◆ **INSTRUCTIONS FOR THE TASK**:
Copy out every line of the data where the word "research" is found.

◆ **INPUT DATA**:
::::

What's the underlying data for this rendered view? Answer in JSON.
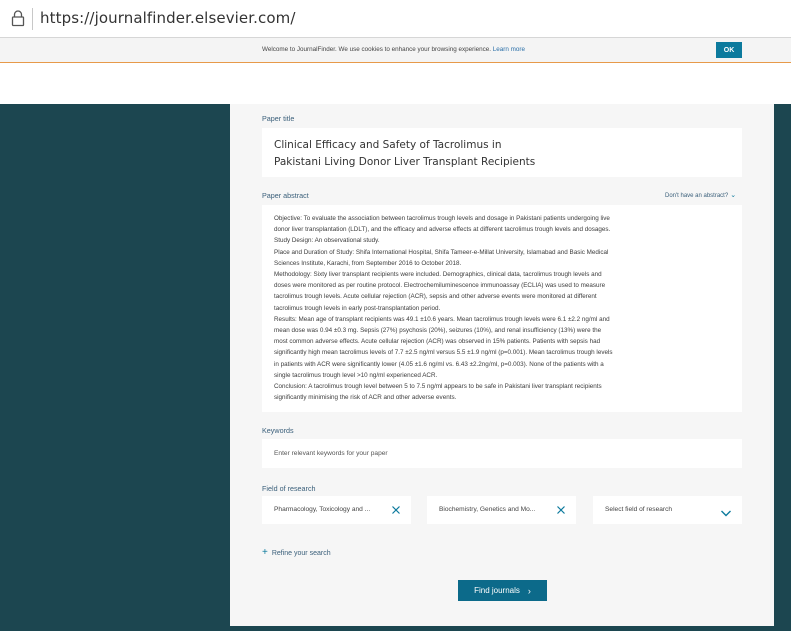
{
  "browser": {
    "url": "https://journalfinder.elsevier.com/"
  },
  "cookie_banner": {
    "text": "Welcome to JournalFinder. We use cookies to enhance your browsing experience.",
    "link": "Learn more",
    "ok_label": "OK"
  },
  "form": {
    "title_label": "Paper title",
    "title_lines": [
      "Clinical Efficacy and Safety of Tacrolimus in",
      "Pakistani Living Donor Liver Transplant Recipients"
    ],
    "abstract_label": "Paper abstract",
    "no_abstract_link": "Don't have an abstract?",
    "abstract_lines": [
      "Objective: To evaluate the association between tacrolimus trough levels and dosage in Pakistani patients undergoing live",
      "donor liver transplantation (LDLT), and the efficacy and adverse effects at different tacrolimus trough levels and dosages.",
      "Study Design: An observational study.",
      "Place and Duration of Study: Shifa International Hospital, Shifa Tameer-e-Millat University, Islamabad and Basic Medical",
      "Sciences Institute, Karachi, from September 2016 to October 2018.",
      "Methodology: Sixty liver transplant recipients were included. Demographics, clinical data, tacrolimus trough levels and",
      "doses were monitored as per routine protocol. Electrochemiluminescence immunoassay (ECLIA) was used to measure",
      "tacrolimus trough levels. Acute cellular rejection (ACR), sepsis and other adverse events were monitored at different",
      "tacrolimus trough levels in early post-transplantation period.",
      "Results: Mean age of transplant recipients was 49.1 ±10.6 years. Mean tacrolimus trough levels were 6.1 ±2.2 ng/ml and",
      "mean dose was 0.94 ±0.3 mg. Sepsis (27%) psychosis (20%), seizures (10%), and renal insufficiency (13%) were the",
      "most common adverse effects. Acute cellular rejection (ACR) was observed in 15% patients. Patients with sepsis had",
      "significantly high mean tacrolimus levels of 7.7 ±2.5 ng/ml versus 5.5 ±1.9 ng/ml (p=0.001). Mean tacrolimus trough levels",
      "in patients with ACR were significantly lower (4.05 ±1.6 ng/ml vs. 6.43 ±2.2ng/ml, p=0.003). None of the patients with a",
      "single tacrolimus trough level >10 ng/ml experienced ACR.",
      "Conclusion: A tacrolimus trough level between 5 to 7.5 ng/ml appears to be safe in Pakistani liver transplant recipients",
      "significantly minimising the risk of ACR and other adverse events."
    ],
    "keywords_label": "Keywords",
    "keywords_placeholder": "Enter relevant keywords for your paper",
    "field_label": "Field of research",
    "fields": [
      "Pharmacology, Toxicology and ...",
      "Biochemistry, Genetics and Mo..."
    ],
    "field_select_placeholder": "Select field of research",
    "refine_label": "Refine your search",
    "find_button": "Find journals"
  }
}
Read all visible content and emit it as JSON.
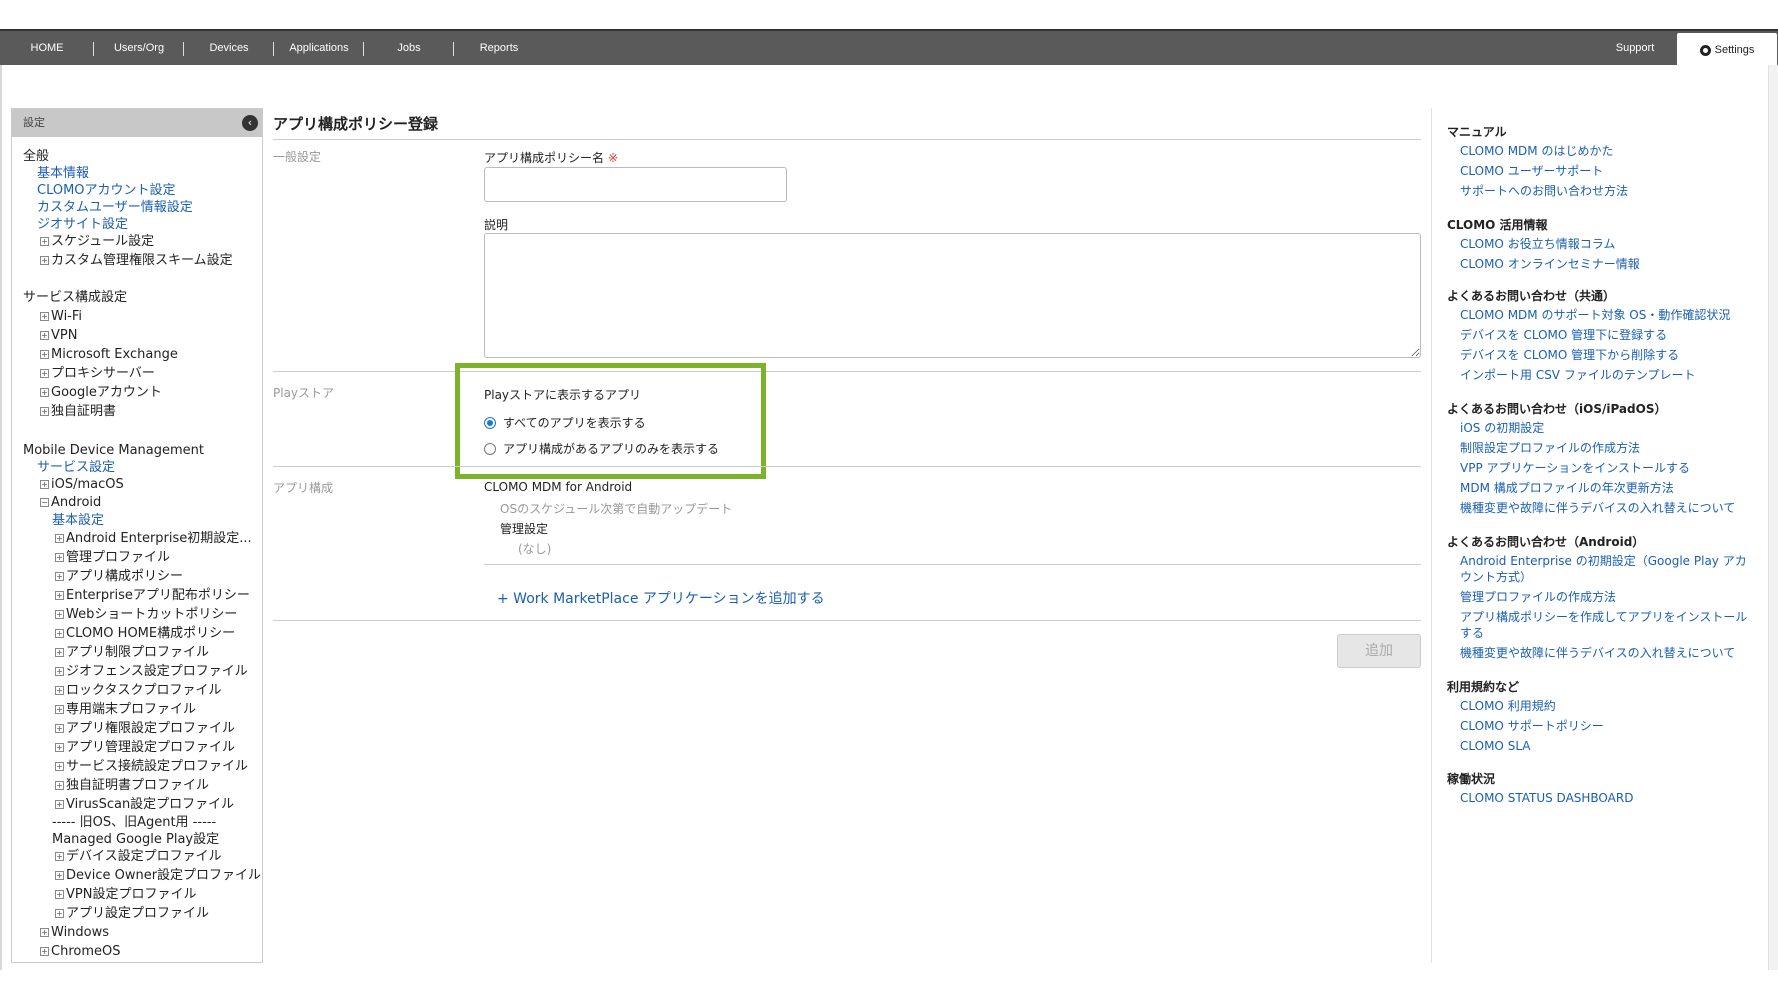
{
  "nav": {
    "items": [
      "HOME",
      "Users/Org",
      "Devices",
      "Applications",
      "Jobs",
      "Reports"
    ],
    "support": "Support",
    "settings": "Settings"
  },
  "sidebar": {
    "title": "設定",
    "general_title": "全般",
    "general": [
      "基本情報",
      "CLOMOアカウント設定",
      "カスタムユーザー情報設定",
      "ジオサイト設定"
    ],
    "general_expandable": [
      "スケジュール設定",
      "カスタム管理権限スキーム設定"
    ],
    "service_title": "サービス構成設定",
    "service": [
      "Wi-Fi",
      "VPN",
      "Microsoft Exchange",
      "プロキシサーバー",
      "Googleアカウント",
      "独自証明書"
    ],
    "mdm_title": "Mobile Device Management",
    "mdm_service_settings": "サービス設定",
    "ios": "iOS/macOS",
    "android": "Android",
    "android_basic": "基本設定",
    "android_items": [
      "Android Enterprise初期設定...",
      "管理プロファイル",
      "アプリ構成ポリシー",
      "Enterpriseアプリ配布ポリシー",
      "Webショートカットポリシー",
      "CLOMO HOME構成ポリシー",
      "アプリ制限プロファイル",
      "ジオフェンス設定プロファイル",
      "ロックタスクプロファイル",
      "専用端末プロファイル",
      "アプリ権限設定プロファイル",
      "アプリ管理設定プロファイル",
      "サービス接続設定プロファイル",
      "独自証明書プロファイル",
      "VirusScan設定プロファイル"
    ],
    "legacy_sep": "----- 旧OS、旧Agent用 -----",
    "managed_gp": "Managed Google Play設定",
    "legacy_items": [
      "デバイス設定プロファイル",
      "Device Owner設定プロファイル",
      "VPN設定プロファイル",
      "アプリ設定プロファイル"
    ],
    "windows": "Windows",
    "chromeos": "ChromeOS"
  },
  "main": {
    "title": "アプリ構成ポリシー登録",
    "general_section": "一般設定",
    "policy_name_label": "アプリ構成ポリシー名",
    "required_mark": "※",
    "policy_name_value": "",
    "description_label": "説明",
    "description_value": "",
    "play_section": "Playストア",
    "play_group_label": "Playストアに表示するアプリ",
    "radio_all": "すべてのアプリを表示する",
    "radio_configured": "アプリ構成があるアプリのみを表示する",
    "app_section": "アプリ構成",
    "app_name": "CLOMO MDM for Android",
    "app_update": "OSのスケジュール次第で自動アップデート",
    "managed_settings": "管理設定",
    "managed_value": "(なし)",
    "add_app_link": "+ Work MarketPlace アプリケーションを追加する",
    "add_button": "追加"
  },
  "right": {
    "manual_title": "マニュアル",
    "manual": [
      "CLOMO MDM のはじめかた",
      "CLOMO ユーザーサポート",
      "サポートへのお問い合わせ方法"
    ],
    "use_title": "CLOMO 活用情報",
    "use": [
      "CLOMO お役立ち情報コラム",
      "CLOMO オンラインセミナー情報"
    ],
    "faq_common_title": "よくあるお問い合わせ（共通）",
    "faq_common": [
      "CLOMO MDM のサポート対象 OS・動作確認状況",
      "デバイスを CLOMO 管理下に登録する",
      "デバイスを CLOMO 管理下から削除する",
      "インポート用 CSV ファイルのテンプレート"
    ],
    "faq_ios_title": "よくあるお問い合わせ（iOS/iPadOS）",
    "faq_ios": [
      "iOS の初期設定",
      "制限設定プロファイルの作成方法",
      "VPP アプリケーションをインストールする",
      "MDM 構成プロファイルの年次更新方法",
      "機種変更や故障に伴うデバイスの入れ替えについて"
    ],
    "faq_android_title": "よくあるお問い合わせ（Android）",
    "faq_android": [
      "Android Enterprise の初期設定（Google Play アカウント方式）",
      "管理プロファイルの作成方法",
      "アプリ構成ポリシーを作成してアプリをインストールする",
      "機種変更や故障に伴うデバイスの入れ替えについて"
    ],
    "terms_title": "利用規約など",
    "terms": [
      "CLOMO 利用規約",
      "CLOMO サポートポリシー",
      "CLOMO SLA"
    ],
    "status_title": "稼働状況",
    "status": [
      "CLOMO STATUS DASHBOARD"
    ]
  }
}
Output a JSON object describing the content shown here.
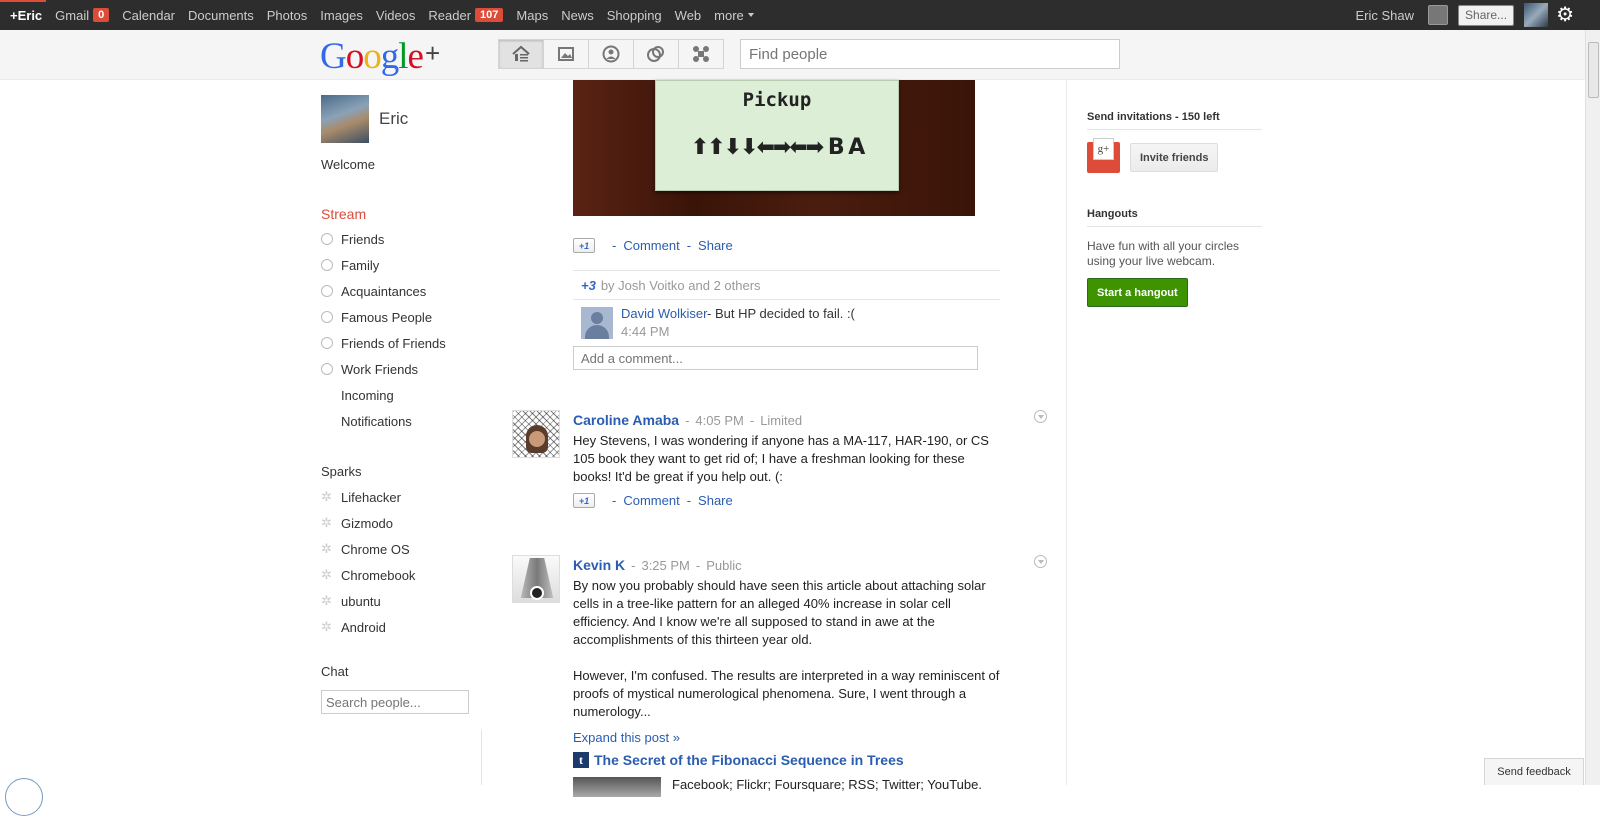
{
  "gbar": {
    "items": [
      {
        "label": "+Eric"
      },
      {
        "label": "Gmail",
        "badge": "0"
      },
      {
        "label": "Calendar"
      },
      {
        "label": "Documents"
      },
      {
        "label": "Photos"
      },
      {
        "label": "Images"
      },
      {
        "label": "Videos"
      },
      {
        "label": "Reader",
        "badge": "107"
      },
      {
        "label": "Maps"
      },
      {
        "label": "News"
      },
      {
        "label": "Shopping"
      },
      {
        "label": "Web"
      },
      {
        "label": "more"
      }
    ],
    "user_name": "Eric Shaw",
    "share_label": "Share...",
    "accent": "#dd4b39"
  },
  "header": {
    "logo": {
      "G": "G",
      "o1": "o",
      "o2": "o",
      "g": "g",
      "l": "l",
      "e": "e",
      "plus": "+"
    },
    "nav_icons": [
      "home-icon",
      "photos-icon",
      "profile-icon",
      "circles-icon",
      "games-icon"
    ],
    "search_placeholder": "Find people"
  },
  "sidebar": {
    "name": "Eric",
    "welcome": "Welcome",
    "stream_title": "Stream",
    "circles": [
      "Friends",
      "Family",
      "Acquaintances",
      "Famous People",
      "Friends of Friends",
      "Work Friends"
    ],
    "incoming": "Incoming",
    "notifications": "Notifications",
    "sparks_title": "Sparks",
    "sparks": [
      "Lifehacker",
      "Gizmodo",
      "Chrome OS",
      "Chromebook",
      "ubuntu",
      "Android"
    ],
    "chat_title": "Chat",
    "chat_placeholder": "Search people..."
  },
  "stream": {
    "image": {
      "title": "Pickup",
      "arrows": "⬆⬆⬇⬇⬅➡⬅➡ B A"
    },
    "actions": {
      "plusone": "+1",
      "sep": "-",
      "comment": "Comment",
      "share": "Share"
    },
    "plus_count": "+3",
    "plus_text": "by Josh Voitko and 2 others",
    "comment": {
      "author": "David Wolkiser",
      "text": "- But HP decided to fail. :(",
      "time": "4:44 PM"
    },
    "add_comment_placeholder": "Add a comment...",
    "posts": [
      {
        "author": "Caroline Amaba",
        "time": "4:05 PM",
        "visibility": "Limited",
        "body": "Hey Stevens, I was wondering if anyone has a MA-117, HAR-190, or CS 105 book they want to get rid of; I have a freshman looking for these books! It'd be great if you help out. (:"
      },
      {
        "author": "Kevin K",
        "time": "3:25 PM",
        "visibility": "Public",
        "body1": "By now you probably should have seen this article about attaching solar cells in a tree-like pattern for an alleged 40% increase in solar cell efficiency. And I know we're all supposed to stand in awe at the accomplishments of this thirteen year old.",
        "body2": "However, I'm confused. The results are interpreted in a way reminiscent of proofs of mystical numerological phenomena. Sure, I went through a numerology...",
        "expand": "Expand this post »",
        "link_icon": "t",
        "link_title": "The Secret of the Fibonacci Sequence in Trees",
        "link_snippet": "Facebook; Flickr; Foursquare; RSS; Twitter; YouTube."
      }
    ]
  },
  "right": {
    "invite_title": "Send invitations - 150 left",
    "invite_card": "g+",
    "invite_button": "Invite friends",
    "hangouts_title": "Hangouts",
    "hangouts_text": "Have fun with all your circles using your live webcam.",
    "hangout_button": "Start a hangout"
  },
  "feedback": "Send feedback",
  "colors": {
    "link": "#2a5db0",
    "stream_red": "#dd4b39",
    "hangout_green": "#3d9400"
  }
}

::::

◆ **YOUR RESPONSE**:
    "field_label": "Field of research",
    "field_select_placeholder": "Select field of research",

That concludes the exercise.